◆ **WRITTEN EXERCISE**: Please repeat the entries below with every "legend-swatch" substituted by "legend-marker", leaving everything else as it is.

◆ **INPUT**:
⟨

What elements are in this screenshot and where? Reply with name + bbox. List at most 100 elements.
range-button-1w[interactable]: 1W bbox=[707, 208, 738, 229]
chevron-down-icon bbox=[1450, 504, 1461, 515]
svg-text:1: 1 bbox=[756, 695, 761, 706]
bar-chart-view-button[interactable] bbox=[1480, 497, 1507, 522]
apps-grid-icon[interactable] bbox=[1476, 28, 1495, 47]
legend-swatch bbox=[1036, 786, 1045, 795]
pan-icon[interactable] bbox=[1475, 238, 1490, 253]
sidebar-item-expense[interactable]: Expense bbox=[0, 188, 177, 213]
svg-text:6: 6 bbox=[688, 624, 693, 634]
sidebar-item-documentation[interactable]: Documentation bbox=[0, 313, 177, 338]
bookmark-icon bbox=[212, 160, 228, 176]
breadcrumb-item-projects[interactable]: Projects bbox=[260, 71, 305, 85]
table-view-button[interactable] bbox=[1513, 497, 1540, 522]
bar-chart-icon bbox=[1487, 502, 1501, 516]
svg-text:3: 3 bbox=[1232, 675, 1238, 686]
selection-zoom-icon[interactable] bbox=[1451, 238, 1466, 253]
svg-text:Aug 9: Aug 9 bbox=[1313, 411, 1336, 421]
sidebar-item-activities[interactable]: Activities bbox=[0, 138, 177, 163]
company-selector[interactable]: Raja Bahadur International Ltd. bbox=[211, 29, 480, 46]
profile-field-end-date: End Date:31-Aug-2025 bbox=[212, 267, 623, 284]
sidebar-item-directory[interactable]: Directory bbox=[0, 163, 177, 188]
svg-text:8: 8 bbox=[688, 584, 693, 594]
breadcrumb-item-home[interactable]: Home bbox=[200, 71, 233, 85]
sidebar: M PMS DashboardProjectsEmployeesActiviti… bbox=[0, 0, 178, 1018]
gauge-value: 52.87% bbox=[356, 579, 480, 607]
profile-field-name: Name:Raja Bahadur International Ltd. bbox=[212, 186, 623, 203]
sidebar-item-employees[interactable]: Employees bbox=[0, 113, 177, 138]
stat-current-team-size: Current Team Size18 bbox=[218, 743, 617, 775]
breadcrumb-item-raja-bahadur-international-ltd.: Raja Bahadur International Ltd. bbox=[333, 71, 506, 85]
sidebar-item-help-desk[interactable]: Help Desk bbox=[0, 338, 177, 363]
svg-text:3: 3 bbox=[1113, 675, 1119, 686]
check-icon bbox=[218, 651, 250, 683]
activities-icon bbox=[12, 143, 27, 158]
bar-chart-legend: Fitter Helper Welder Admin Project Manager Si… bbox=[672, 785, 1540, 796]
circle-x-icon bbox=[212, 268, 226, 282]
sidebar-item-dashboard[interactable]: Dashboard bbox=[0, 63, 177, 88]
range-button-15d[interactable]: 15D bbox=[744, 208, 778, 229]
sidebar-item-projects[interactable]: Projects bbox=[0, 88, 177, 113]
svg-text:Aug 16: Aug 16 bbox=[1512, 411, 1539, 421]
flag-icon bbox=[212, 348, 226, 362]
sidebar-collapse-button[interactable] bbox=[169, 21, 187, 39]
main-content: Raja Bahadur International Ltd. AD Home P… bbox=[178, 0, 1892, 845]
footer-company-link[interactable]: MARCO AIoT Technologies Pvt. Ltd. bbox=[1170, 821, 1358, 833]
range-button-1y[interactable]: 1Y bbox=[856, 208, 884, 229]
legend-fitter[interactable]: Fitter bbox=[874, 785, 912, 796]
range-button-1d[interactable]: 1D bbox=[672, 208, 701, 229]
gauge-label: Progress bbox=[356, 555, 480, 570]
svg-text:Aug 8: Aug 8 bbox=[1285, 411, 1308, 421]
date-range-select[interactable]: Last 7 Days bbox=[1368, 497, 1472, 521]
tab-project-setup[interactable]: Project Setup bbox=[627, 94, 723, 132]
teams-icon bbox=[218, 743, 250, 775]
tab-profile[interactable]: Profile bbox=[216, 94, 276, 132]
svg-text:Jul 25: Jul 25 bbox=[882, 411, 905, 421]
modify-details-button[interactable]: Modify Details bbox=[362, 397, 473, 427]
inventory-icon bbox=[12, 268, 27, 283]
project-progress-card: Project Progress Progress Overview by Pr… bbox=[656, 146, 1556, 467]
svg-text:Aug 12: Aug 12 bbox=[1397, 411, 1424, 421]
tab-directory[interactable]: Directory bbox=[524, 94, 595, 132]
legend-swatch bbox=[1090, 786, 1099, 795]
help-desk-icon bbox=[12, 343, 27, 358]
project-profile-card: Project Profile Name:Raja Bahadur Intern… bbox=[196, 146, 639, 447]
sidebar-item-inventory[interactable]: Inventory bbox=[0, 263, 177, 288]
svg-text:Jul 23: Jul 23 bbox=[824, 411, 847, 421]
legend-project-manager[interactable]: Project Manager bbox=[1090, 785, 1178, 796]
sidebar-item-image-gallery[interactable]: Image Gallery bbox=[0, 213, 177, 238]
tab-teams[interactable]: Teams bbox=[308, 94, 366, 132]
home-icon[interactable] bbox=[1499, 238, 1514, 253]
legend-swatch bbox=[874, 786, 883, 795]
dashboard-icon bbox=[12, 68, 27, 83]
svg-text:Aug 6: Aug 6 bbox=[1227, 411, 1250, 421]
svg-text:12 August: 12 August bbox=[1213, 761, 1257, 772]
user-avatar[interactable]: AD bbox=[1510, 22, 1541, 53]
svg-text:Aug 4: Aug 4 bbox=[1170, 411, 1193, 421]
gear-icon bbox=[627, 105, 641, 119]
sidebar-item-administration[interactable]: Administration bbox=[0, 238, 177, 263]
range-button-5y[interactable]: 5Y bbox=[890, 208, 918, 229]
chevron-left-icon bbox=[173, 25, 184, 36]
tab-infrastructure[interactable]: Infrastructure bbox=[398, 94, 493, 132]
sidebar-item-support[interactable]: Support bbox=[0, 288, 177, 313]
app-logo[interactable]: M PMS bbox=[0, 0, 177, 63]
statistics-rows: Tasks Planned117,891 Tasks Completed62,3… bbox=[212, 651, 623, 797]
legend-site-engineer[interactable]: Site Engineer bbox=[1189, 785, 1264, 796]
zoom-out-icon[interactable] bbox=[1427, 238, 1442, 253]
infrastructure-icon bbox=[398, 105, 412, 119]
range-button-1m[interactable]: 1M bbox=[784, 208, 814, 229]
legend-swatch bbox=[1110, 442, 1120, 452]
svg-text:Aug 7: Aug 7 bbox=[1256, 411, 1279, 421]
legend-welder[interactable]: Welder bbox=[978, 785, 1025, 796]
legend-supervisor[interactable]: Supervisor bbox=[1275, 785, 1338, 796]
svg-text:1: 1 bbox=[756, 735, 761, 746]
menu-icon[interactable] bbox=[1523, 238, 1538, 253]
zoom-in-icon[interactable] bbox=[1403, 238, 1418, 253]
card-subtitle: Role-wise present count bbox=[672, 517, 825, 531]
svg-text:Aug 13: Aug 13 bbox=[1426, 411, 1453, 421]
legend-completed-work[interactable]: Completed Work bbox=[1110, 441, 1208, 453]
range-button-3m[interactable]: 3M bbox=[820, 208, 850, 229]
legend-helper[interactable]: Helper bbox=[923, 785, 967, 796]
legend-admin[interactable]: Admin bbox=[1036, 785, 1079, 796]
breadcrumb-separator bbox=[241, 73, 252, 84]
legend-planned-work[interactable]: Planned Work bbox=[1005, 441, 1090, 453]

⟩

◆ **RESPONSE TO THIS TASK**:
What elements are in this screenshot and where? Reply with name + bbox. List at most 100 elements.
range-button-1w[interactable]: 1W bbox=[707, 208, 738, 229]
chevron-down-icon bbox=[1450, 504, 1461, 515]
svg-text:1: 1 bbox=[756, 695, 761, 706]
bar-chart-view-button[interactable] bbox=[1480, 497, 1507, 522]
apps-grid-icon[interactable] bbox=[1476, 28, 1495, 47]
legend-marker bbox=[1036, 786, 1045, 795]
pan-icon[interactable] bbox=[1475, 238, 1490, 253]
sidebar-item-expense[interactable]: Expense bbox=[0, 188, 177, 213]
svg-text:6: 6 bbox=[688, 624, 693, 634]
sidebar-item-documentation[interactable]: Documentation bbox=[0, 313, 177, 338]
bookmark-icon bbox=[212, 160, 228, 176]
breadcrumb-item-projects[interactable]: Projects bbox=[260, 71, 305, 85]
table-view-button[interactable] bbox=[1513, 497, 1540, 522]
bar-chart-icon bbox=[1487, 502, 1501, 516]
svg-text:3: 3 bbox=[1232, 675, 1238, 686]
selection-zoom-icon[interactable] bbox=[1451, 238, 1466, 253]
svg-text:Aug 9: Aug 9 bbox=[1313, 411, 1336, 421]
sidebar-item-activities[interactable]: Activities bbox=[0, 138, 177, 163]
company-selector[interactable]: Raja Bahadur International Ltd. bbox=[211, 29, 480, 46]
profile-field-end-date: End Date:31-Aug-2025 bbox=[212, 267, 623, 284]
sidebar-item-directory[interactable]: Directory bbox=[0, 163, 177, 188]
svg-text:8: 8 bbox=[688, 584, 693, 594]
breadcrumb-item-home[interactable]: Home bbox=[200, 71, 233, 85]
sidebar: M PMS DashboardProjectsEmployeesActiviti… bbox=[0, 0, 178, 1018]
gauge-value: 52.87% bbox=[356, 579, 480, 607]
profile-field-name: Name:Raja Bahadur International Ltd. bbox=[212, 186, 623, 203]
sidebar-item-employees[interactable]: Employees bbox=[0, 113, 177, 138]
stat-current-team-size: Current Team Size18 bbox=[218, 743, 617, 775]
breadcrumb-item-raja-bahadur-international-ltd.: Raja Bahadur International Ltd. bbox=[333, 71, 506, 85]
sidebar-item-help-desk[interactable]: Help Desk bbox=[0, 338, 177, 363]
svg-text:3: 3 bbox=[1113, 675, 1119, 686]
check-icon bbox=[218, 651, 250, 683]
activities-icon bbox=[12, 143, 27, 158]
bar-chart-legend: Fitter Helper Welder Admin Project Manager Si… bbox=[672, 785, 1540, 796]
circle-x-icon bbox=[212, 268, 226, 282]
sidebar-item-dashboard[interactable]: Dashboard bbox=[0, 63, 177, 88]
range-button-15d[interactable]: 15D bbox=[744, 208, 778, 229]
sidebar-item-projects[interactable]: Projects bbox=[0, 88, 177, 113]
svg-text:Aug 16: Aug 16 bbox=[1512, 411, 1539, 421]
flag-icon bbox=[212, 348, 226, 362]
sidebar-collapse-button[interactable] bbox=[169, 21, 187, 39]
main-content: Raja Bahadur International Ltd. AD Home P… bbox=[178, 0, 1892, 845]
footer-company-link[interactable]: MARCO AIoT Technologies Pvt. Ltd. bbox=[1170, 821, 1358, 833]
range-button-1y[interactable]: 1Y bbox=[856, 208, 884, 229]
legend-fitter[interactable]: Fitter bbox=[874, 785, 912, 796]
range-button-1d[interactable]: 1D bbox=[672, 208, 701, 229]
gauge-label: Progress bbox=[356, 555, 480, 570]
svg-text:Aug 8: Aug 8 bbox=[1285, 411, 1308, 421]
date-range-select[interactable]: Last 7 Days bbox=[1368, 497, 1472, 521]
tab-project-setup[interactable]: Project Setup bbox=[627, 94, 723, 132]
teams-icon bbox=[218, 743, 250, 775]
tab-profile[interactable]: Profile bbox=[216, 94, 276, 132]
svg-text:Jul 25: Jul 25 bbox=[882, 411, 905, 421]
modify-details-button[interactable]: Modify Details bbox=[362, 397, 473, 427]
inventory-icon bbox=[12, 268, 27, 283]
project-progress-card: Project Progress Progress Overview by Pr… bbox=[656, 146, 1556, 467]
svg-text:Aug 12: Aug 12 bbox=[1397, 411, 1424, 421]
tab-directory[interactable]: Directory bbox=[524, 94, 595, 132]
legend-marker bbox=[1090, 786, 1099, 795]
help-desk-icon bbox=[12, 343, 27, 358]
project-profile-card: Project Profile Name:Raja Bahadur Intern… bbox=[196, 146, 639, 447]
sidebar-item-inventory[interactable]: Inventory bbox=[0, 263, 177, 288]
svg-text:Jul 23: Jul 23 bbox=[824, 411, 847, 421]
legend-project-manager[interactable]: Project Manager bbox=[1090, 785, 1178, 796]
sidebar-item-image-gallery[interactable]: Image Gallery bbox=[0, 213, 177, 238]
tab-teams[interactable]: Teams bbox=[308, 94, 366, 132]
home-icon[interactable] bbox=[1499, 238, 1514, 253]
legend-marker bbox=[874, 786, 883, 795]
dashboard-icon bbox=[12, 68, 27, 83]
svg-text:Aug 6: Aug 6 bbox=[1227, 411, 1250, 421]
svg-text:12 August: 12 August bbox=[1213, 761, 1257, 772]
user-avatar[interactable]: AD bbox=[1510, 22, 1541, 53]
svg-text:Aug 4: Aug 4 bbox=[1170, 411, 1193, 421]
gear-icon bbox=[627, 105, 641, 119]
sidebar-item-administration[interactable]: Administration bbox=[0, 238, 177, 263]
range-button-5y[interactable]: 5Y bbox=[890, 208, 918, 229]
chevron-left-icon bbox=[173, 25, 184, 36]
tab-infrastructure[interactable]: Infrastructure bbox=[398, 94, 493, 132]
sidebar-item-support[interactable]: Support bbox=[0, 288, 177, 313]
app-logo[interactable]: M PMS bbox=[0, 0, 177, 63]
statistics-rows: Tasks Planned117,891 Tasks Completed62,3… bbox=[212, 651, 623, 797]
legend-site-engineer[interactable]: Site Engineer bbox=[1189, 785, 1264, 796]
zoom-out-icon[interactable] bbox=[1427, 238, 1442, 253]
infrastructure-icon bbox=[398, 105, 412, 119]
range-button-1m[interactable]: 1M bbox=[784, 208, 814, 229]
legend-marker bbox=[1110, 442, 1120, 452]
svg-text:Aug 7: Aug 7 bbox=[1256, 411, 1279, 421]
legend-welder[interactable]: Welder bbox=[978, 785, 1025, 796]
legend-supervisor[interactable]: Supervisor bbox=[1275, 785, 1338, 796]
svg-text:1: 1 bbox=[756, 735, 761, 746]
menu-icon[interactable] bbox=[1523, 238, 1538, 253]
zoom-in-icon[interactable] bbox=[1403, 238, 1418, 253]
card-subtitle: Role-wise present count bbox=[672, 517, 825, 531]
svg-text:Aug 13: Aug 13 bbox=[1426, 411, 1453, 421]
legend-completed-work[interactable]: Completed Work bbox=[1110, 441, 1208, 453]
range-button-3m[interactable]: 3M bbox=[820, 208, 850, 229]
legend-helper[interactable]: Helper bbox=[923, 785, 967, 796]
legend-admin[interactable]: Admin bbox=[1036, 785, 1079, 796]
breadcrumb-separator bbox=[241, 73, 252, 84]
legend-planned-work[interactable]: Planned Work bbox=[1005, 441, 1090, 453]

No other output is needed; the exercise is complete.